__Objective__: Each entry below should be reproduced character for character.

__Data shown__:
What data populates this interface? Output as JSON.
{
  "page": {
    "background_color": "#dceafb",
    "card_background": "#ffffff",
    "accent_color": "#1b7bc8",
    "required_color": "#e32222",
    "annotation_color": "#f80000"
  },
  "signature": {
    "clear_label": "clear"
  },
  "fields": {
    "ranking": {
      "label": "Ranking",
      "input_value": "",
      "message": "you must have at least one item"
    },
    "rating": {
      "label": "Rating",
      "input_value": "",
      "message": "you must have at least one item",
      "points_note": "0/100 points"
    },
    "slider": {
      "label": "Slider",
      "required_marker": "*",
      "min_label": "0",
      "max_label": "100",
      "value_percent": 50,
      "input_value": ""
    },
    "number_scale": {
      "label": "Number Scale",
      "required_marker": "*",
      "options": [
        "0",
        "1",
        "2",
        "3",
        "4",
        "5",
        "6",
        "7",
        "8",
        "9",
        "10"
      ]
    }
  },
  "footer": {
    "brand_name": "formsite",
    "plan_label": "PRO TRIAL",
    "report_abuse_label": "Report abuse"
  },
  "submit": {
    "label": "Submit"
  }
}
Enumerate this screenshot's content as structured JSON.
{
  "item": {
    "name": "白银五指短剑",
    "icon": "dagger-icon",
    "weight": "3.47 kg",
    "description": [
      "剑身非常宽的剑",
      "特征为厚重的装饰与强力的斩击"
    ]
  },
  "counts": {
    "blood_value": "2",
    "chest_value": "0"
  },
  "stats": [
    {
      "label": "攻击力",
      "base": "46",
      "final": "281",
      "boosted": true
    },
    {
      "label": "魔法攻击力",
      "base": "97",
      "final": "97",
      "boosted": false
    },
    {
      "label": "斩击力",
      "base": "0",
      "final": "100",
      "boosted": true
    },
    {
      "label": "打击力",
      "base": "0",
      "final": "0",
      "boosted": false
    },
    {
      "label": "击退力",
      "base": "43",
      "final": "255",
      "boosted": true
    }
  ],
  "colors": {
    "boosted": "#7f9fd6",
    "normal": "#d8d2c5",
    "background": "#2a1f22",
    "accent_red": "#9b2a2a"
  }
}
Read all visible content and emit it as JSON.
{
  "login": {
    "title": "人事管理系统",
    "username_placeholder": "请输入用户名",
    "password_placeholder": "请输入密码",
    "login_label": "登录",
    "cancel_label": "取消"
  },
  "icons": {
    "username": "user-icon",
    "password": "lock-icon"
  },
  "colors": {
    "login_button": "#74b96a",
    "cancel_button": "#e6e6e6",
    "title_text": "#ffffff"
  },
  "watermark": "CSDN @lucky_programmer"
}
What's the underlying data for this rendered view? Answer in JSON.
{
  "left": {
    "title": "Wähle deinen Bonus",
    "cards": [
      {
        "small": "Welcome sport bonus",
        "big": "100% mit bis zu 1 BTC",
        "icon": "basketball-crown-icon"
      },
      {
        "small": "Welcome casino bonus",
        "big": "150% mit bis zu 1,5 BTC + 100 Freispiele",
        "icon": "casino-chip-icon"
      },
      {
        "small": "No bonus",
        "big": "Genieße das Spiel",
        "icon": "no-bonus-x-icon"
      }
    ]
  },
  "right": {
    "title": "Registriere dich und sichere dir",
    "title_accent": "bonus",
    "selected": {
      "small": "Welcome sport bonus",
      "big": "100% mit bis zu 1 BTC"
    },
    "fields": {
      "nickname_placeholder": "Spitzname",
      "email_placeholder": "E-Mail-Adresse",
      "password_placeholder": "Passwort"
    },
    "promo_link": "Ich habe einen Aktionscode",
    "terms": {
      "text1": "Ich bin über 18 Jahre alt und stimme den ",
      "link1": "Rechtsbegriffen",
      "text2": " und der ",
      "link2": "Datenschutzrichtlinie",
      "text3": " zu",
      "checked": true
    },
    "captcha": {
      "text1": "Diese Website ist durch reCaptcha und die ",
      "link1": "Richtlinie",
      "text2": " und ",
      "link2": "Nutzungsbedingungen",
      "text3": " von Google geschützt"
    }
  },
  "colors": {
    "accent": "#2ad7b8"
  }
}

__Correct answer__:
What data populates this interface? Output as JSON.
{
  "page": {
    "background_color": "#dceafb",
    "card_background": "#ffffff",
    "accent_color": "#1b7bc8",
    "required_color": "#e32222",
    "annotation_color": "#f80000"
  },
  "signature": {
    "clear_label": "clear"
  },
  "fields": {
    "ranking": {
      "label": "Ranking",
      "input_value": "",
      "message": "you must have at least one item"
    },
    "rating": {
      "label": "Rating",
      "input_value": "",
      "message": "you must have at least one item",
      "points_note": "0/100 points"
    },
    "slider": {
      "label": "Slider",
      "required_marker": "*",
      "min_label": "0",
      "max_label": "100",
      "value_percent": 50,
      "input_value": ""
    },
    "number_scale": {
      "label": "Number Scale",
      "required_marker": "*",
      "options": [
        "0",
        "1",
        "2",
        "3",
        "4",
        "5",
        "6",
        "7",
        "8",
        "9",
        "10"
      ]
    }
  },
  "footer": {
    "brand_name": "formsite",
    "plan_label": "PRO TRIAL",
    "report_abuse_label": "Report abuse"
  },
  "submit": {
    "label": "Submit"
  }
}
Enumerate this screenshot's content as structured JSON.
{
  "item": {
    "name": "白银五指短剑",
    "icon": "dagger-icon",
    "weight": "3.47 kg",
    "description": [
      "剑身非常宽的剑",
      "特征为厚重的装饰与强力的斩击"
    ]
  },
  "counts": {
    "blood_value": "2",
    "chest_value": "0"
  },
  "stats": [
    {
      "label": "攻击力",
      "base": "46",
      "final": "281",
      "boosted": true
    },
    {
      "label": "魔法攻击力",
      "base": "97",
      "final": "97",
      "boosted": false
    },
    {
      "label": "斩击力",
      "base": "0",
      "final": "100",
      "boosted": true
    },
    {
      "label": "打击力",
      "base": "0",
      "final": "0",
      "boosted": false
    },
    {
      "label": "击退力",
      "base": "43",
      "final": "255",
      "boosted": true
    }
  ],
  "colors": {
    "boosted": "#7f9fd6",
    "normal": "#d8d2c5",
    "background": "#2a1f22",
    "accent_red": "#9b2a2a"
  }
}
Read all visible content and emit it as JSON.
{
  "login": {
    "title": "人事管理系统",
    "username_placeholder": "请输入用户名",
    "password_placeholder": "请输入密码",
    "login_label": "登录",
    "cancel_label": "取消"
  },
  "icons": {
    "username": "user-icon",
    "password": "lock-icon"
  },
  "colors": {
    "login_button": "#74b96a",
    "cancel_button": "#e6e6e6",
    "title_text": "#ffffff"
  },
  "watermark": "CSDN @lucky_programmer"
}
What's the underlying data for this rendered view? Answer in JSON.
{
  "left": {
    "title": "Wähle deinen Bonus",
    "cards": [
      {
        "small": "Welcome sport bonus",
        "big": "100% mit bis zu 1 BTC",
        "icon": "basketball-crown-icon"
      },
      {
        "small": "Welcome casino bonus",
        "big": "150% mit bis zu 1,5 BTC + 100 Freispiele",
        "icon": "casino-chip-icon"
      },
      {
        "small": "No bonus",
        "big": "Genieße das Spiel",
        "icon": "no-bonus-x-icon"
      }
    ]
  },
  "right": {
    "title": "Registriere dich und sichere dir",
    "title_accent": "bonus",
    "selected": {
      "small": "Welcome sport bonus",
      "big": "100% mit bis zu 1 BTC"
    },
    "fields": {
      "nickname_placeholder": "Spitzname",
      "email_placeholder": "E-Mail-Adresse",
      "password_placeholder": "Passwort"
    },
    "promo_link": "Ich habe einen Aktionscode",
    "terms": {
      "text1": "Ich bin über 18 Jahre alt und stimme den ",
      "link1": "Rechtsbegriffen",
      "text2": " und der ",
      "link2": "Datenschutzrichtlinie",
      "text3": " zu",
      "checked": true
    },
    "captcha": {
      "text1": "Diese Website ist durch reCaptcha und die ",
      "link1": "Richtlinie",
      "text2": " und ",
      "link2": "Nutzungsbedingungen",
      "text3": " von Google geschützt"
    }
  },
  "colors": {
    "accent": "#2ad7b8"
  }
}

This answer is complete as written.